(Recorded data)
::::
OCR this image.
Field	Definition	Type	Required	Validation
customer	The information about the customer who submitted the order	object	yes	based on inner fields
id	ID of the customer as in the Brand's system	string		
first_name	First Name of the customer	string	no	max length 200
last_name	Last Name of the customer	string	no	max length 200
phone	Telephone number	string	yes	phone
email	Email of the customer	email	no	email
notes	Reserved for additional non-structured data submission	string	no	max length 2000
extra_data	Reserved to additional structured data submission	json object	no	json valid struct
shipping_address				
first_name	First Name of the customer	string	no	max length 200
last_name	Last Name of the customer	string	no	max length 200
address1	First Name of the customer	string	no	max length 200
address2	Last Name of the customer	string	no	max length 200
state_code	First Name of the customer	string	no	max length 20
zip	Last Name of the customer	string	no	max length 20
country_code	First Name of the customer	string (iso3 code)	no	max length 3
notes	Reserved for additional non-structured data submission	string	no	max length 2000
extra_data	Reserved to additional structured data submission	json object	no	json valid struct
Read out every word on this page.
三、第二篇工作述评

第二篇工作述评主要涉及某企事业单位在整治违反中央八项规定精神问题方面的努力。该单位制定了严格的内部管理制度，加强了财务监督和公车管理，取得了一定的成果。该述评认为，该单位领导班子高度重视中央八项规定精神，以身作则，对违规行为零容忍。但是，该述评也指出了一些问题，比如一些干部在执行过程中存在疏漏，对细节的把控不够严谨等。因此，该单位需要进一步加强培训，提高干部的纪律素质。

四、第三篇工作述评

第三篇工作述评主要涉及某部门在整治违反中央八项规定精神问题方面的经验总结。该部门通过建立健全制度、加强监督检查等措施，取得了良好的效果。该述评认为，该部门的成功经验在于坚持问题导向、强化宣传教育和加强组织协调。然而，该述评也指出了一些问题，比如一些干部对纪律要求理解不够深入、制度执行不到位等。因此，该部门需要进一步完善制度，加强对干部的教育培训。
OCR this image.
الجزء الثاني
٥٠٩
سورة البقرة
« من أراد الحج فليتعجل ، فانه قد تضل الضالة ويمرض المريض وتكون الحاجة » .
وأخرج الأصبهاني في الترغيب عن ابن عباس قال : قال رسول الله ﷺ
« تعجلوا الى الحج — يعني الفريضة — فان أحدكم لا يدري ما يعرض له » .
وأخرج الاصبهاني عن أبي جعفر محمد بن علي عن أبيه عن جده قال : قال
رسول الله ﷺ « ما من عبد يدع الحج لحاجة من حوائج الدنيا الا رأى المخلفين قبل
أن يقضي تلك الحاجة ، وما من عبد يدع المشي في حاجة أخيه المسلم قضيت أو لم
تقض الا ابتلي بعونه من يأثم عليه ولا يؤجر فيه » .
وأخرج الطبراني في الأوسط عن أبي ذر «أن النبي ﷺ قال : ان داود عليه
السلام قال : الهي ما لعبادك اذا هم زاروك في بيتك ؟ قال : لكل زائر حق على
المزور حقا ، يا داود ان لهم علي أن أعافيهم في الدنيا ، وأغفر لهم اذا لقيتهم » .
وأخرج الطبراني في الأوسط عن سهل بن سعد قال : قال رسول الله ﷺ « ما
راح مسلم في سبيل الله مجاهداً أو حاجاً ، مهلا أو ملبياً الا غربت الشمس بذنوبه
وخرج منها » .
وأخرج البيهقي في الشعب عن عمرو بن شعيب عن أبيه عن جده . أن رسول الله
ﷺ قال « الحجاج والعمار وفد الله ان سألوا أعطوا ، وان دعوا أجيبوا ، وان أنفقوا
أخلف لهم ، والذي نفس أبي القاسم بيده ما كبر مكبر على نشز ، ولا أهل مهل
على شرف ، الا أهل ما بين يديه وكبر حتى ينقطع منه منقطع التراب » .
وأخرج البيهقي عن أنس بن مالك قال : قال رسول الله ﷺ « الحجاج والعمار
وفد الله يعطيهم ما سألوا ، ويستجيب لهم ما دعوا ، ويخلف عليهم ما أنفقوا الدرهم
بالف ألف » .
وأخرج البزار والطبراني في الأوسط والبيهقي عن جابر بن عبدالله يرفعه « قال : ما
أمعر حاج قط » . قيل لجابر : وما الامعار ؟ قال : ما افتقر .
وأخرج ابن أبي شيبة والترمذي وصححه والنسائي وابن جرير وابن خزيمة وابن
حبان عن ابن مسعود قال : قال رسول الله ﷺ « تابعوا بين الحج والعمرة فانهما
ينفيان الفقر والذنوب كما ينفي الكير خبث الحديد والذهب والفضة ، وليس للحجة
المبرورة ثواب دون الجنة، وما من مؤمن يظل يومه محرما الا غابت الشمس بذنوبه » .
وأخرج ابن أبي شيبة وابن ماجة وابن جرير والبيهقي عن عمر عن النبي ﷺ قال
::::
** WORK TO COMPLETE **
Repeat the entries exactly, all of them.

** TASK RESULT **
OCR this image.
Field	Definition	Type	Required	Validation
customer	The information about the customer who submitted the order	object	yes	based on inner fields
id	ID of the customer as in the Brand's system	string		
first_name	First Name of the customer	string	no	max length 200
last_name	Last Name of the customer	string	no	max length 200
phone	Telephone number	string	yes	phone
email	Email of the customer	email	no	email
notes	Reserved for additional non-structured data submission	string	no	max length 2000
extra_data	Reserved to additional structured data submission	json object	no	json valid struct
shipping_address				
first_name	First Name of the customer	string	no	max length 200
last_name	Last Name of the customer	string	no	max length 200
address1	First Name of the customer	string	no	max length 200
address2	Last Name of the customer	string	no	max length 200
state_code	First Name of the customer	string	no	max length 20
zip	Last Name of the customer	string	no	max length 20
country_code	First Name of the customer	string (iso3 code)	no	max length 3
notes	Reserved for additional non-structured data submission	string	no	max length 2000
extra_data	Reserved to additional structured data submission	json object	no	json valid struct
Read out every word on this page.
三、第二篇工作述评

第二篇工作述评主要涉及某企事业单位在整治违反中央八项规定精神问题方面的努力。该单位制定了严格的内部管理制度，加强了财务监督和公车管理，取得了一定的成果。该述评认为，该单位领导班子高度重视中央八项规定精神，以身作则，对违规行为零容忍。但是，该述评也指出了一些问题，比如一些干部在执行过程中存在疏漏，对细节的把控不够严谨等。因此，该单位需要进一步加强培训，提高干部的纪律素质。

四、第三篇工作述评

第三篇工作述评主要涉及某部门在整治违反中央八项规定精神问题方面的经验总结。该部门通过建立健全制度、加强监督检查等措施，取得了良好的效果。该述评认为，该部门的成功经验在于坚持问题导向、强化宣传教育和加强组织协调。然而，该述评也指出了一些问题，比如一些干部对纪律要求理解不够深入、制度执行不到位等。因此，该部门需要进一步完善制度，加强对干部的教育培训。
OCR this image.
الجزء الثاني
٥٠٩
سورة البقرة
« من أراد الحج فليتعجل ، فانه قد تضل الضالة ويمرض المريض وتكون الحاجة » .
وأخرج الأصبهاني في الترغيب عن ابن عباس قال : قال رسول الله ﷺ
« تعجلوا الى الحج — يعني الفريضة — فان أحدكم لا يدري ما يعرض له » .
وأخرج الاصبهاني عن أبي جعفر محمد بن علي عن أبيه عن جده قال : قال
رسول الله ﷺ « ما من عبد يدع الحج لحاجة من حوائج الدنيا الا رأى المخلفين قبل
أن يقضي تلك الحاجة ، وما من عبد يدع المشي في حاجة أخيه المسلم قضيت أو لم
تقض الا ابتلي بعونه من يأثم عليه ولا يؤجر فيه » .
وأخرج الطبراني في الأوسط عن أبي ذر «أن النبي ﷺ قال : ان داود عليه
السلام قال : الهي ما لعبادك اذا هم زاروك في بيتك ؟ قال : لكل زائر حق على
المزور حقا ، يا داود ان لهم علي أن أعافيهم في الدنيا ، وأغفر لهم اذا لقيتهم » .
وأخرج الطبراني في الأوسط عن سهل بن سعد قال : قال رسول الله ﷺ « ما
راح مسلم في سبيل الله مجاهداً أو حاجاً ، مهلا أو ملبياً الا غربت الشمس بذنوبه
وخرج منها » .
وأخرج البيهقي في الشعب عن عمرو بن شعيب عن أبيه عن جده . أن رسول الله
ﷺ قال « الحجاج والعمار وفد الله ان سألوا أعطوا ، وان دعوا أجيبوا ، وان أنفقوا
أخلف لهم ، والذي نفس أبي القاسم بيده ما كبر مكبر على نشز ، ولا أهل مهل
على شرف ، الا أهل ما بين يديه وكبر حتى ينقطع منه منقطع التراب » .
وأخرج البيهقي عن أنس بن مالك قال : قال رسول الله ﷺ « الحجاج والعمار
وفد الله يعطيهم ما سألوا ، ويستجيب لهم ما دعوا ، ويخلف عليهم ما أنفقوا الدرهم
بالف ألف » .
وأخرج البزار والطبراني في الأوسط والبيهقي عن جابر بن عبدالله يرفعه « قال : ما
أمعر حاج قط » . قيل لجابر : وما الامعار ؟ قال : ما افتقر .
وأخرج ابن أبي شيبة والترمذي وصححه والنسائي وابن جرير وابن خزيمة وابن
حبان عن ابن مسعود قال : قال رسول الله ﷺ « تابعوا بين الحج والعمرة فانهما
ينفيان الفقر والذنوب كما ينفي الكير خبث الحديد والذهب والفضة ، وليس للحجة
المبرورة ثواب دون الجنة، وما من مؤمن يظل يومه محرما الا غابت الشمس بذنوبه » .
وأخرج ابن أبي شيبة وابن ماجة وابن جرير والبيهقي عن عمر عن النبي ﷺ قال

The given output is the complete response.